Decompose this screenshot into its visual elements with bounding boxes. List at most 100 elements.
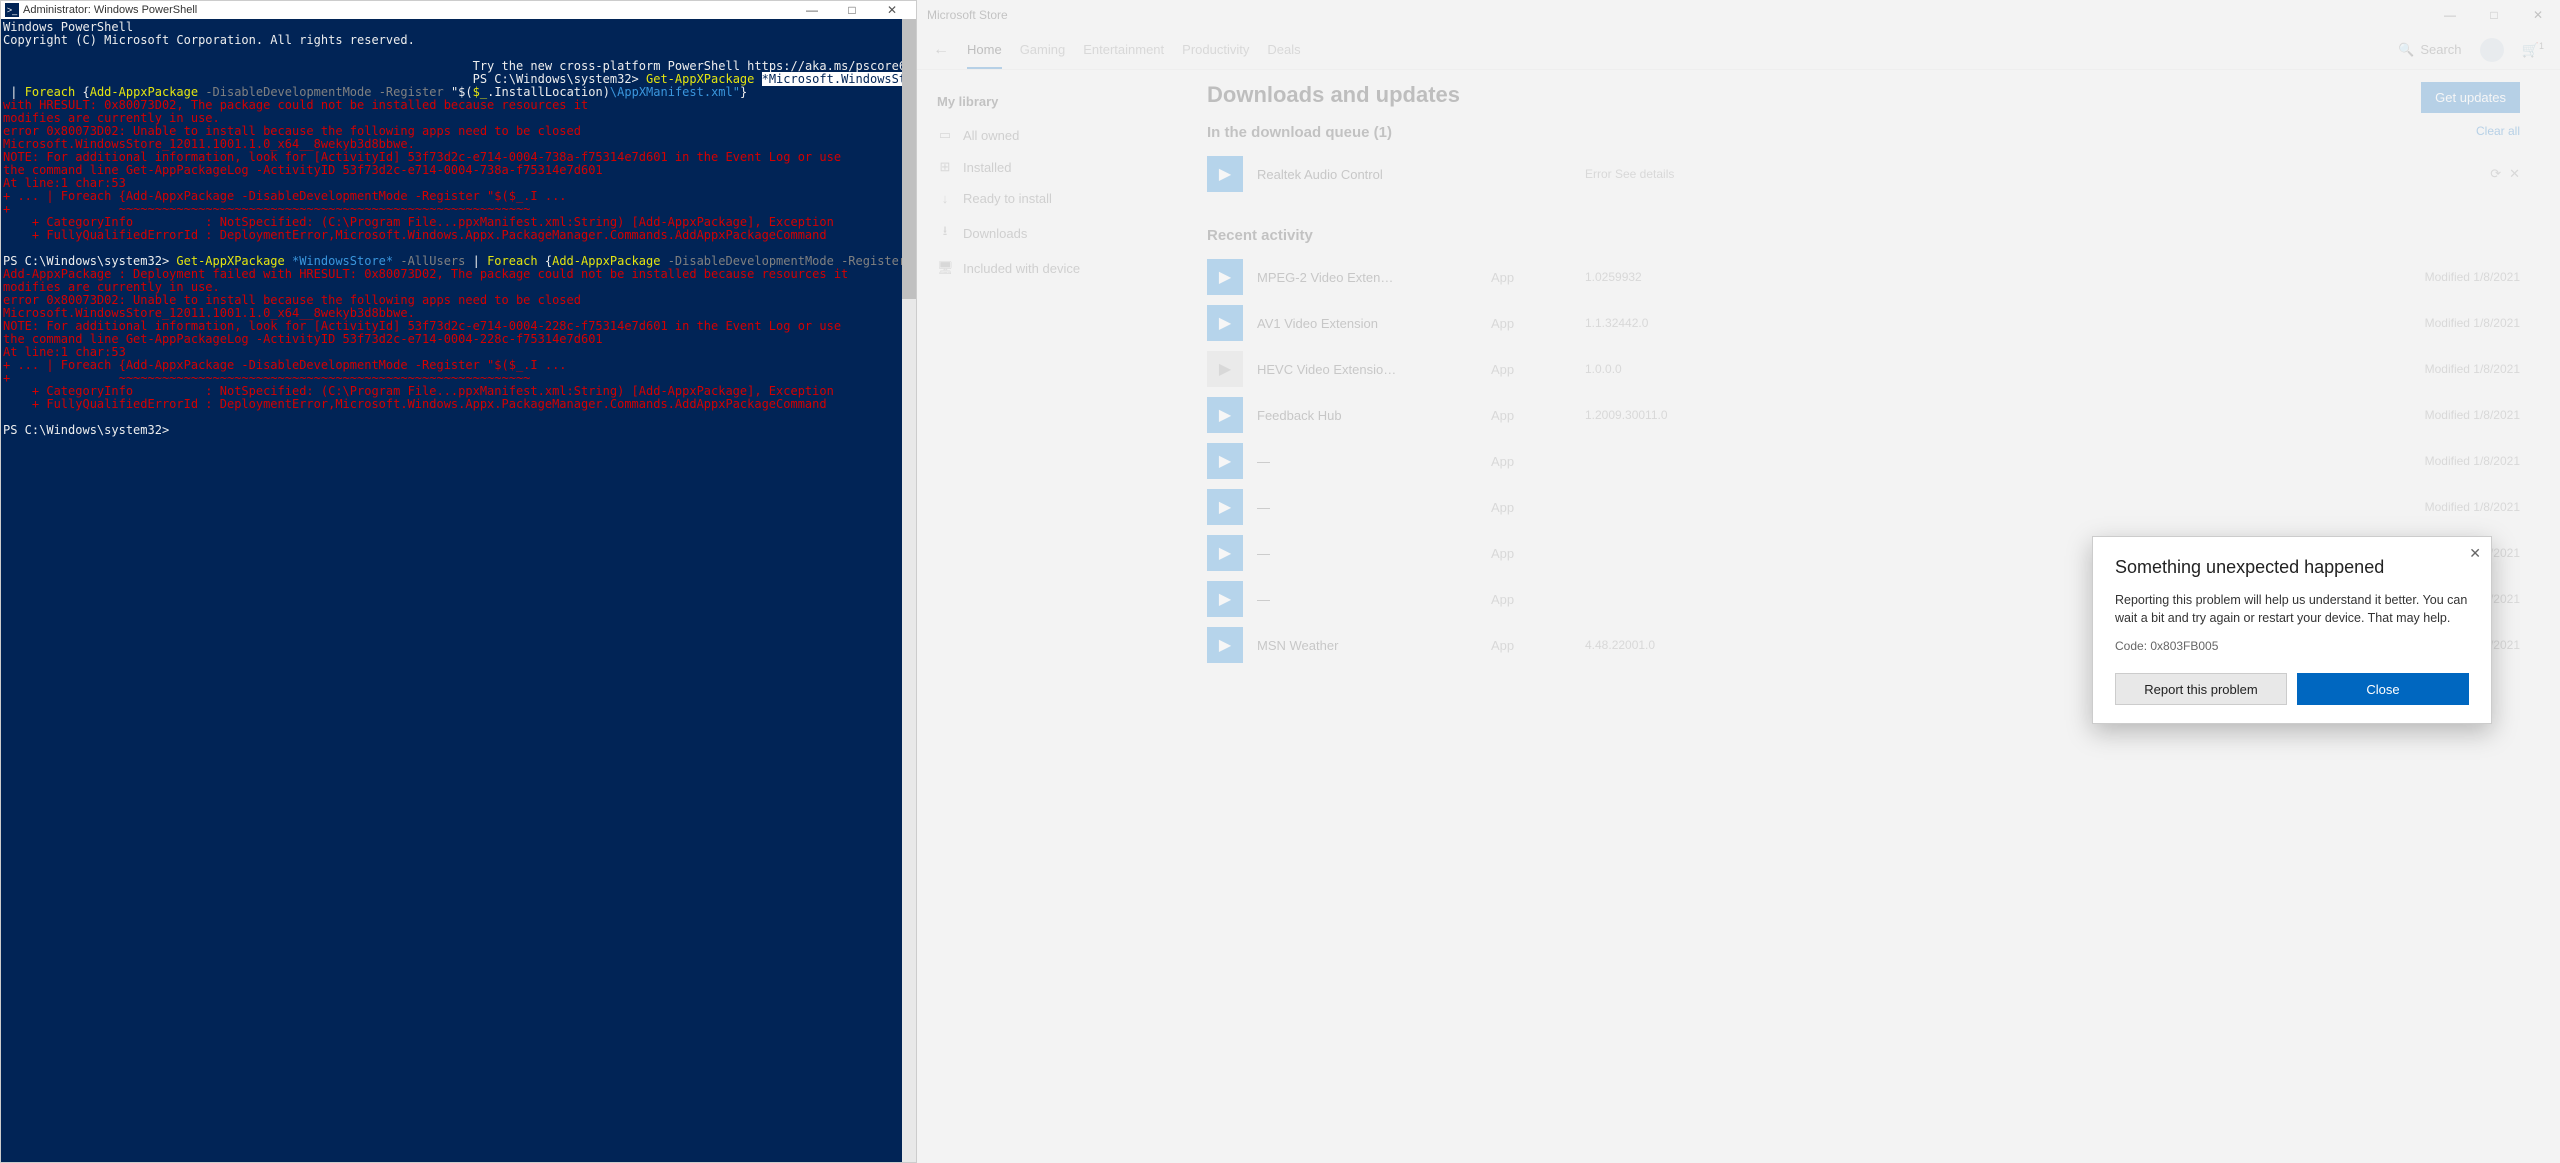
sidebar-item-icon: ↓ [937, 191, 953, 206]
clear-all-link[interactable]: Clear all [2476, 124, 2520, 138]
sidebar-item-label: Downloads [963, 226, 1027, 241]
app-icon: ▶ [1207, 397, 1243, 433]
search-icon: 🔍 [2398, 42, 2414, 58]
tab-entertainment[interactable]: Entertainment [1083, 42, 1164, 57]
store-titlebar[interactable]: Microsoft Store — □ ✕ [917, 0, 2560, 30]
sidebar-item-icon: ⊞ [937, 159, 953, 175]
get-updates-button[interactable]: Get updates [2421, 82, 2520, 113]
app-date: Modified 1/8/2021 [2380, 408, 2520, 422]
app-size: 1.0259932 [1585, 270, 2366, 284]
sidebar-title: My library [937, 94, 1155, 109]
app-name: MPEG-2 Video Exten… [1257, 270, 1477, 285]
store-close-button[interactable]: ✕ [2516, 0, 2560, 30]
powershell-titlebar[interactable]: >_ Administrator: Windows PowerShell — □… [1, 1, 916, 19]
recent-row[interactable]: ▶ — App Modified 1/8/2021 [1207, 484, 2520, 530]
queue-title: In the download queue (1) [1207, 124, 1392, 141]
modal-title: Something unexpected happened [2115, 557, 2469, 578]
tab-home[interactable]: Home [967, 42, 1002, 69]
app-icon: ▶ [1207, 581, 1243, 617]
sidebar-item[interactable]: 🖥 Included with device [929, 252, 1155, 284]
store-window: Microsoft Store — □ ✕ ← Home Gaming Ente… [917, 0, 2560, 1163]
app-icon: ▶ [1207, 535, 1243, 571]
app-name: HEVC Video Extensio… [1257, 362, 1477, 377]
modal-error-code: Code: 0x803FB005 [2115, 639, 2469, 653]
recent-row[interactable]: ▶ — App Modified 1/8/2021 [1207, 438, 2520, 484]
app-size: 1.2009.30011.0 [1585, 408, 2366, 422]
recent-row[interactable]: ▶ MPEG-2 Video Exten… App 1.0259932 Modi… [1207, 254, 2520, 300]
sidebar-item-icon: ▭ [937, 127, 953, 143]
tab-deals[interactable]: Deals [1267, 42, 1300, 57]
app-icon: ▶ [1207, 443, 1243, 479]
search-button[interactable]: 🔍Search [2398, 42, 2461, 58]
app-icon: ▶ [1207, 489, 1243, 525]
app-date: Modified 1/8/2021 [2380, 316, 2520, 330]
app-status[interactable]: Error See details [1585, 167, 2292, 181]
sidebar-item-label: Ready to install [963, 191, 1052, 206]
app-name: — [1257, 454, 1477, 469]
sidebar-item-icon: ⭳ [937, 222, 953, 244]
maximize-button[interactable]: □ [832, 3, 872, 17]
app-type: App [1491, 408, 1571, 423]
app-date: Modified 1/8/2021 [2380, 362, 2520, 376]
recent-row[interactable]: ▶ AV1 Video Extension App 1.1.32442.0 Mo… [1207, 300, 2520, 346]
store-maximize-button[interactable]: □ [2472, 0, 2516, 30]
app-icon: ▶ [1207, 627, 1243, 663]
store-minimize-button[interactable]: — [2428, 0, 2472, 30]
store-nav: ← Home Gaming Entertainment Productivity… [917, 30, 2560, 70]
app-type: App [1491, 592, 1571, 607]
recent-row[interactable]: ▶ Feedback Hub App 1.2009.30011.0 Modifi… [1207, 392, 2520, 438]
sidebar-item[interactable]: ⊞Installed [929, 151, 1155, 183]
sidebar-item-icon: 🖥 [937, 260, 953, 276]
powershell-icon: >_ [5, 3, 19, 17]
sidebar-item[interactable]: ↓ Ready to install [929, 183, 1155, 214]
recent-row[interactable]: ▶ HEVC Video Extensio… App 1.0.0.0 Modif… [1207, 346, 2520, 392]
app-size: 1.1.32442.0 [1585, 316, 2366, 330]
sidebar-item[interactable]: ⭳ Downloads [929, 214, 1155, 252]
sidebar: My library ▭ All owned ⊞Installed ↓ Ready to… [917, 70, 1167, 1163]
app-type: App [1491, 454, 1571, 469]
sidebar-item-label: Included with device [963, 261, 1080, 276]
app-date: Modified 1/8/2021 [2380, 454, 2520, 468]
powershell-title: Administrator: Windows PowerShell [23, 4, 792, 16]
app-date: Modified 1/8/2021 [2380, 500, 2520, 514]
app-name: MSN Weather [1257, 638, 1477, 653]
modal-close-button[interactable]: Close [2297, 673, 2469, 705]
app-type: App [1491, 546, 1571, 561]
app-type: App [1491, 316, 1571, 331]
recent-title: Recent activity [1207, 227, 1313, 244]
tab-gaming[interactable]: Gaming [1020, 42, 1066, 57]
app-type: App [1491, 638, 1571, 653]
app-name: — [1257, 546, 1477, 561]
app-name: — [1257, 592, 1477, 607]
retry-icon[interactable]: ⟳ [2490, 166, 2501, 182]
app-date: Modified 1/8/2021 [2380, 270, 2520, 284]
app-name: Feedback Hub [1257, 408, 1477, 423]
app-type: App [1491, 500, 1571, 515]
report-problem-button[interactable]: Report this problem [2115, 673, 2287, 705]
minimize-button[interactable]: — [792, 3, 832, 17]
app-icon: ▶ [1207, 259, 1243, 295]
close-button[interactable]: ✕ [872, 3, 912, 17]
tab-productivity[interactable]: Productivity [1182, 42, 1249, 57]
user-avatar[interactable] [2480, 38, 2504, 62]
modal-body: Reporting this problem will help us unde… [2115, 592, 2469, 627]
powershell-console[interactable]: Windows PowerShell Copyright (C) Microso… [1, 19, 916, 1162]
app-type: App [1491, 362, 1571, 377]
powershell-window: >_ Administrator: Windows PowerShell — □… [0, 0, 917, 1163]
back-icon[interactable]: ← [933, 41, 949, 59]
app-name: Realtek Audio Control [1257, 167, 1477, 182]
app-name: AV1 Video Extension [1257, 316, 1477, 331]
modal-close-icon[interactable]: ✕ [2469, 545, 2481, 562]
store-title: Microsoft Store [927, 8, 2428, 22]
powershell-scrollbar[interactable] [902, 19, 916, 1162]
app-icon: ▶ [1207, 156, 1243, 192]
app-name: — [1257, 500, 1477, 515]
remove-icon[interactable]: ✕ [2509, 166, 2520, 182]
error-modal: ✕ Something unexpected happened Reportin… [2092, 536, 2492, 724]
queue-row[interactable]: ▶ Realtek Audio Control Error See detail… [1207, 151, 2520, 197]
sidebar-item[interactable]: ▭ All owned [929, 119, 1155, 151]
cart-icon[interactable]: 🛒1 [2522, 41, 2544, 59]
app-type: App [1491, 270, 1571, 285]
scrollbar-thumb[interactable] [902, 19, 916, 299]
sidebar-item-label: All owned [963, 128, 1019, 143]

▶ What the exercise asks
Rewrite everything from the line containing "sidebar-item-icon: ↓ [937, 191, 953, 206]" down to the line containing "get-updates-button[interactable]: Get updates" as a Markdown table with the columns Row and Line, numbering each line and skipping any blank ones.

▶ Result of the task
| Row | Line |
|---|---|
| 1 | sidebar-item-icon: ↓ [937, 191, 953, 206] |
| 2 | clear-all-link[interactable]: Clear all [2476, 124, 2520, 138] |
| 3 | sidebar-item-label: Downloads [963, 226, 1027, 241] |
| 4 | app-icon: ▶ [1207, 397, 1243, 433] |
| 5 | search-icon: 🔍 [2398, 42, 2414, 58] |
| 6 | tab-entertainment[interactable]: Entertainment [1083, 42, 1164, 57] |
| 7 | store-titlebar[interactable]: Microsoft Store — □ ✕ [917, 0, 2560, 30] |
| 8 | sidebar-item-icon: ⊞ [937, 159, 953, 175] |
| 9 | get-updates-button[interactable]: Get updates [2421, 82, 2520, 113] |